→ WRITTEN PROBLEM: Go through the entries below and retype them exactly, omitting each picture.

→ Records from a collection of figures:
--- START ---
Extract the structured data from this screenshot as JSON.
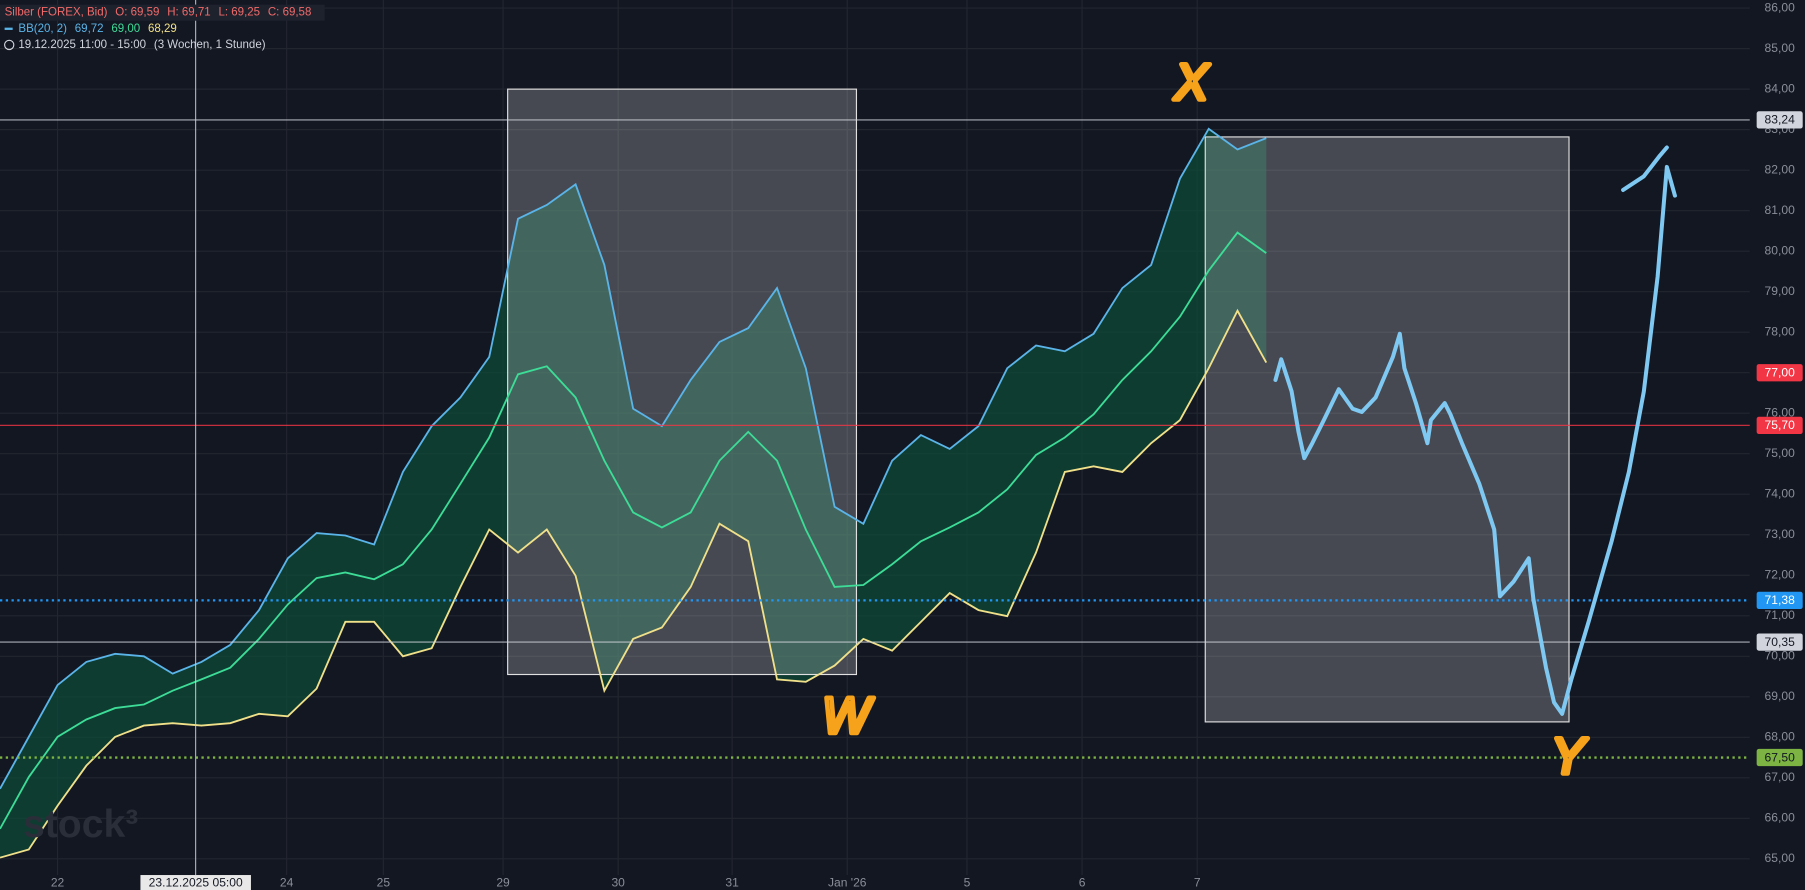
{
  "chart_data": {
    "type": "line",
    "instrument": "Silber (FOREX, Bid)",
    "ohlc": [
      "O: 69,59",
      "H: 69,71",
      "L: 69,25",
      "C: 69,58"
    ],
    "indicator": {
      "label": "BB(20, 2)",
      "values": [
        "69,72",
        "69,00",
        "68,29"
      ]
    },
    "range": "19.12.2025 11:00 - 15:00",
    "range_note": "(3 Wochen, 1 Stunde)",
    "watermark": "stock³",
    "xlim": [
      -0.5,
      14.7
    ],
    "ylim": [
      64.6,
      86.2
    ],
    "xticks": [
      {
        "value": 0,
        "label": "22"
      },
      {
        "value": 1.99,
        "label": "24"
      },
      {
        "value": 2.83,
        "label": "25"
      },
      {
        "value": 3.87,
        "label": "29"
      },
      {
        "value": 4.87,
        "label": "30"
      },
      {
        "value": 5.86,
        "label": "31"
      },
      {
        "value": 6.86,
        "label": "Jan '26"
      },
      {
        "value": 7.9,
        "label": "5"
      },
      {
        "value": 8.9,
        "label": "6"
      },
      {
        "value": 9.9,
        "label": "7"
      }
    ],
    "yticks": [
      {
        "value": 65,
        "label": "65,00"
      },
      {
        "value": 66,
        "label": "66,00"
      },
      {
        "value": 67,
        "label": "67,00"
      },
      {
        "value": 68,
        "label": "68,00"
      },
      {
        "value": 69,
        "label": "69,00"
      },
      {
        "value": 70,
        "label": "70,00"
      },
      {
        "value": 71,
        "label": "71,00"
      },
      {
        "value": 72,
        "label": "72,00"
      },
      {
        "value": 73,
        "label": "73,00"
      },
      {
        "value": 74,
        "label": "74,00"
      },
      {
        "value": 75,
        "label": "75,00"
      },
      {
        "value": 76,
        "label": "76,00"
      },
      {
        "value": 77,
        "label": "77,00"
      },
      {
        "value": 78,
        "label": "78,00"
      },
      {
        "value": 79,
        "label": "79,00"
      },
      {
        "value": 80,
        "label": "80,00"
      },
      {
        "value": 81,
        "label": "81,00"
      },
      {
        "value": 82,
        "label": "82,00"
      },
      {
        "value": 83,
        "label": "83,00"
      },
      {
        "value": 84,
        "label": "84,00"
      },
      {
        "value": 85,
        "label": "85,00"
      },
      {
        "value": 86,
        "label": "86,00"
      }
    ],
    "grid": true,
    "band_fill": "#0e4a37",
    "x": [
      -0.5,
      -0.25,
      0,
      0.25,
      0.5,
      0.75,
      1,
      1.25,
      1.5,
      1.75,
      2,
      2.25,
      2.5,
      2.75,
      3,
      3.25,
      3.5,
      3.75,
      4,
      4.25,
      4.5,
      4.75,
      5,
      5.25,
      5.5,
      5.75,
      6,
      6.25,
      6.5,
      6.75,
      7,
      7.25,
      7.5,
      7.75,
      8,
      8.25,
      8.5,
      8.75,
      9,
      9.25,
      9.5,
      9.75,
      10,
      10.25,
      10.5
    ],
    "series": [
      {
        "color": "#5ab4e8",
        "values": [
          66.73,
          68.01,
          69.29,
          69.86,
          70.06,
          70.0,
          69.57,
          69.86,
          70.28,
          71.14,
          72.42,
          73.04,
          72.98,
          72.76,
          74.55,
          75.68,
          76.39,
          77.39,
          80.8,
          81.14,
          81.65,
          79.66,
          76.11,
          75.68,
          76.82,
          77.76,
          78.1,
          79.09,
          77.11,
          73.69,
          73.27,
          74.83,
          75.46,
          75.12,
          75.68,
          77.11,
          77.67,
          77.53,
          77.96,
          79.09,
          79.66,
          81.79,
          83.02,
          82.51,
          82.79
        ]
      },
      {
        "color": "#3ddc97",
        "values": [
          65.74,
          67.02,
          68.01,
          68.44,
          68.72,
          68.81,
          69.15,
          69.43,
          69.72,
          70.43,
          71.28,
          71.93,
          72.07,
          71.9,
          72.27,
          73.13,
          74.26,
          75.4,
          76.96,
          77.16,
          76.39,
          74.83,
          73.55,
          73.18,
          73.55,
          74.83,
          75.54,
          74.83,
          73.13,
          71.71,
          71.76,
          72.27,
          72.84,
          73.18,
          73.55,
          74.12,
          74.97,
          75.4,
          75.97,
          76.82,
          77.53,
          78.38,
          79.52,
          80.46,
          79.95
        ]
      },
      {
        "color": "#f0e08a",
        "values": [
          65.03,
          65.23,
          66.31,
          67.3,
          68.01,
          68.29,
          68.35,
          68.29,
          68.35,
          68.58,
          68.52,
          69.2,
          70.85,
          70.85,
          70.0,
          70.2,
          71.71,
          73.13,
          72.56,
          73.13,
          71.99,
          69.15,
          70.43,
          70.71,
          71.71,
          73.27,
          72.84,
          69.43,
          69.37,
          69.77,
          70.43,
          70.14,
          70.85,
          71.56,
          71.14,
          70.99,
          72.56,
          74.55,
          74.69,
          74.55,
          75.26,
          75.83,
          77.11,
          78.53,
          77.25
        ]
      }
    ],
    "levels": [
      {
        "value": 83.24,
        "label": "83,24",
        "color": "#d1d4dc",
        "text_color": "#131722",
        "line": "solid"
      },
      {
        "value": 77.0,
        "label": "77,00",
        "color": "#f23645",
        "text_color": "#ffffff",
        "line": "none"
      },
      {
        "value": 75.7,
        "label": "75,70",
        "color": "#f23645",
        "text_color": "#ffffff",
        "line": "solid"
      },
      {
        "value": 71.38,
        "label": "71,38",
        "color": "#2196f3",
        "text_color": "#ffffff",
        "line": "dotted"
      },
      {
        "value": 70.35,
        "label": "70,35",
        "color": "#d1d4dc",
        "text_color": "#131722",
        "line": "solid"
      },
      {
        "value": 67.5,
        "label": "67,50",
        "color": "#7cb342",
        "text_color": "#131722",
        "line": "dotted"
      }
    ],
    "boxes": [
      {
        "x": [
          3.91,
          6.94
        ],
        "y": [
          69.55,
          84.0
        ]
      },
      {
        "x": [
          9.97,
          13.13
        ],
        "y": [
          68.38,
          82.82
        ]
      }
    ],
    "crosshair": {
      "x": 1.2,
      "label": "23.12.2025 05:00"
    },
    "projection": {
      "color": "#7ec8f2",
      "x": [
        10.58,
        10.63,
        10.72,
        10.78,
        10.83,
        10.9,
        11.0,
        11.13,
        11.25,
        11.33,
        11.45,
        11.6,
        11.66,
        11.7,
        11.8,
        11.9,
        11.93,
        12.05,
        12.1,
        12.2,
        12.35,
        12.48,
        12.53,
        12.65,
        12.78,
        12.82,
        12.93,
        13.0,
        13.07,
        13.15,
        13.3,
        13.5,
        13.65,
        13.78,
        13.9,
        13.98,
        14.05,
        null,
        13.6,
        13.78,
        13.92,
        13.98
      ],
      "y": [
        76.82,
        77.33,
        76.54,
        75.54,
        74.89,
        75.26,
        75.83,
        76.59,
        76.11,
        76.03,
        76.39,
        77.39,
        77.96,
        77.11,
        76.25,
        75.26,
        75.83,
        76.25,
        75.97,
        75.26,
        74.26,
        73.13,
        71.48,
        71.85,
        72.42,
        71.42,
        69.72,
        68.86,
        68.58,
        69.43,
        70.85,
        72.84,
        74.55,
        76.54,
        79.38,
        82.08,
        81.37,
        null,
        81.51,
        81.85,
        82.36,
        82.56
      ]
    },
    "annotations": [
      {
        "text": "X",
        "x": 9.85,
        "y": 84.07,
        "color": "#f7a21b"
      },
      {
        "text": "W",
        "x": 6.85,
        "y": 68.44,
        "color": "#f7a21b"
      },
      {
        "text": "Y",
        "x": 13.12,
        "y": 67.44,
        "color": "#f7a21b"
      }
    ]
  }
}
--- END ---
→ TASK RESPONSE:
Extract the structured data from this screenshot as JSON.
{
  "chart_data": {
    "type": "line",
    "instrument": "Silber (FOREX, Bid)",
    "ohlc": [
      "O: 69,59",
      "H: 69,71",
      "L: 69,25",
      "C: 69,58"
    ],
    "indicator": {
      "label": "BB(20, 2)",
      "values": [
        "69,72",
        "69,00",
        "68,29"
      ]
    },
    "range": "19.12.2025 11:00 - 15:00",
    "range_note": "(3 Wochen, 1 Stunde)",
    "watermark": "stock³",
    "xlim": [
      -0.5,
      14.7
    ],
    "ylim": [
      64.6,
      86.2
    ],
    "xticks": [
      {
        "value": 0,
        "label": "22"
      },
      {
        "value": 1.99,
        "label": "24"
      },
      {
        "value": 2.83,
        "label": "25"
      },
      {
        "value": 3.87,
        "label": "29"
      },
      {
        "value": 4.87,
        "label": "30"
      },
      {
        "value": 5.86,
        "label": "31"
      },
      {
        "value": 6.86,
        "label": "Jan '26"
      },
      {
        "value": 7.9,
        "label": "5"
      },
      {
        "value": 8.9,
        "label": "6"
      },
      {
        "value": 9.9,
        "label": "7"
      }
    ],
    "yticks": [
      {
        "value": 65,
        "label": "65,00"
      },
      {
        "value": 66,
        "label": "66,00"
      },
      {
        "value": 67,
        "label": "67,00"
      },
      {
        "value": 68,
        "label": "68,00"
      },
      {
        "value": 69,
        "label": "69,00"
      },
      {
        "value": 70,
        "label": "70,00"
      },
      {
        "value": 71,
        "label": "71,00"
      },
      {
        "value": 72,
        "label": "72,00"
      },
      {
        "value": 73,
        "label": "73,00"
      },
      {
        "value": 74,
        "label": "74,00"
      },
      {
        "value": 75,
        "label": "75,00"
      },
      {
        "value": 76,
        "label": "76,00"
      },
      {
        "value": 77,
        "label": "77,00"
      },
      {
        "value": 78,
        "label": "78,00"
      },
      {
        "value": 79,
        "label": "79,00"
      },
      {
        "value": 80,
        "label": "80,00"
      },
      {
        "value": 81,
        "label": "81,00"
      },
      {
        "value": 82,
        "label": "82,00"
      },
      {
        "value": 83,
        "label": "83,00"
      },
      {
        "value": 84,
        "label": "84,00"
      },
      {
        "value": 85,
        "label": "85,00"
      },
      {
        "value": 86,
        "label": "86,00"
      }
    ],
    "grid": true,
    "band_fill": "#0e4a37",
    "x": [
      -0.5,
      -0.25,
      0,
      0.25,
      0.5,
      0.75,
      1,
      1.25,
      1.5,
      1.75,
      2,
      2.25,
      2.5,
      2.75,
      3,
      3.25,
      3.5,
      3.75,
      4,
      4.25,
      4.5,
      4.75,
      5,
      5.25,
      5.5,
      5.75,
      6,
      6.25,
      6.5,
      6.75,
      7,
      7.25,
      7.5,
      7.75,
      8,
      8.25,
      8.5,
      8.75,
      9,
      9.25,
      9.5,
      9.75,
      10,
      10.25,
      10.5
    ],
    "series": [
      {
        "color": "#5ab4e8",
        "values": [
          66.73,
          68.01,
          69.29,
          69.86,
          70.06,
          70.0,
          69.57,
          69.86,
          70.28,
          71.14,
          72.42,
          73.04,
          72.98,
          72.76,
          74.55,
          75.68,
          76.39,
          77.39,
          80.8,
          81.14,
          81.65,
          79.66,
          76.11,
          75.68,
          76.82,
          77.76,
          78.1,
          79.09,
          77.11,
          73.69,
          73.27,
          74.83,
          75.46,
          75.12,
          75.68,
          77.11,
          77.67,
          77.53,
          77.96,
          79.09,
          79.66,
          81.79,
          83.02,
          82.51,
          82.79
        ]
      },
      {
        "color": "#3ddc97",
        "values": [
          65.74,
          67.02,
          68.01,
          68.44,
          68.72,
          68.81,
          69.15,
          69.43,
          69.72,
          70.43,
          71.28,
          71.93,
          72.07,
          71.9,
          72.27,
          73.13,
          74.26,
          75.4,
          76.96,
          77.16,
          76.39,
          74.83,
          73.55,
          73.18,
          73.55,
          74.83,
          75.54,
          74.83,
          73.13,
          71.71,
          71.76,
          72.27,
          72.84,
          73.18,
          73.55,
          74.12,
          74.97,
          75.4,
          75.97,
          76.82,
          77.53,
          78.38,
          79.52,
          80.46,
          79.95
        ]
      },
      {
        "color": "#f0e08a",
        "values": [
          65.03,
          65.23,
          66.31,
          67.3,
          68.01,
          68.29,
          68.35,
          68.29,
          68.35,
          68.58,
          68.52,
          69.2,
          70.85,
          70.85,
          70.0,
          70.2,
          71.71,
          73.13,
          72.56,
          73.13,
          71.99,
          69.15,
          70.43,
          70.71,
          71.71,
          73.27,
          72.84,
          69.43,
          69.37,
          69.77,
          70.43,
          70.14,
          70.85,
          71.56,
          71.14,
          70.99,
          72.56,
          74.55,
          74.69,
          74.55,
          75.26,
          75.83,
          77.11,
          78.53,
          77.25
        ]
      }
    ],
    "levels": [
      {
        "value": 83.24,
        "label": "83,24",
        "color": "#d1d4dc",
        "text_color": "#131722",
        "line": "solid"
      },
      {
        "value": 77.0,
        "label": "77,00",
        "color": "#f23645",
        "text_color": "#ffffff",
        "line": "none"
      },
      {
        "value": 75.7,
        "label": "75,70",
        "color": "#f23645",
        "text_color": "#ffffff",
        "line": "solid"
      },
      {
        "value": 71.38,
        "label": "71,38",
        "color": "#2196f3",
        "text_color": "#ffffff",
        "line": "dotted"
      },
      {
        "value": 70.35,
        "label": "70,35",
        "color": "#d1d4dc",
        "text_color": "#131722",
        "line": "solid"
      },
      {
        "value": 67.5,
        "label": "67,50",
        "color": "#7cb342",
        "text_color": "#131722",
        "line": "dotted"
      }
    ],
    "boxes": [
      {
        "x": [
          3.91,
          6.94
        ],
        "y": [
          69.55,
          84.0
        ]
      },
      {
        "x": [
          9.97,
          13.13
        ],
        "y": [
          68.38,
          82.82
        ]
      }
    ],
    "crosshair": {
      "x": 1.2,
      "label": "23.12.2025 05:00"
    },
    "projection": {
      "color": "#7ec8f2",
      "x": [
        10.58,
        10.63,
        10.72,
        10.78,
        10.83,
        10.9,
        11.0,
        11.13,
        11.25,
        11.33,
        11.45,
        11.6,
        11.66,
        11.7,
        11.8,
        11.9,
        11.93,
        12.05,
        12.1,
        12.2,
        12.35,
        12.48,
        12.53,
        12.65,
        12.78,
        12.82,
        12.93,
        13.0,
        13.07,
        13.15,
        13.3,
        13.5,
        13.65,
        13.78,
        13.9,
        13.98,
        14.05,
        null,
        13.6,
        13.78,
        13.92,
        13.98
      ],
      "y": [
        76.82,
        77.33,
        76.54,
        75.54,
        74.89,
        75.26,
        75.83,
        76.59,
        76.11,
        76.03,
        76.39,
        77.39,
        77.96,
        77.11,
        76.25,
        75.26,
        75.83,
        76.25,
        75.97,
        75.26,
        74.26,
        73.13,
        71.48,
        71.85,
        72.42,
        71.42,
        69.72,
        68.86,
        68.58,
        69.43,
        70.85,
        72.84,
        74.55,
        76.54,
        79.38,
        82.08,
        81.37,
        null,
        81.51,
        81.85,
        82.36,
        82.56
      ]
    },
    "annotations": [
      {
        "text": "X",
        "x": 9.85,
        "y": 84.07,
        "color": "#f7a21b"
      },
      {
        "text": "W",
        "x": 6.85,
        "y": 68.44,
        "color": "#f7a21b"
      },
      {
        "text": "Y",
        "x": 13.12,
        "y": 67.44,
        "color": "#f7a21b"
      }
    ]
  }
}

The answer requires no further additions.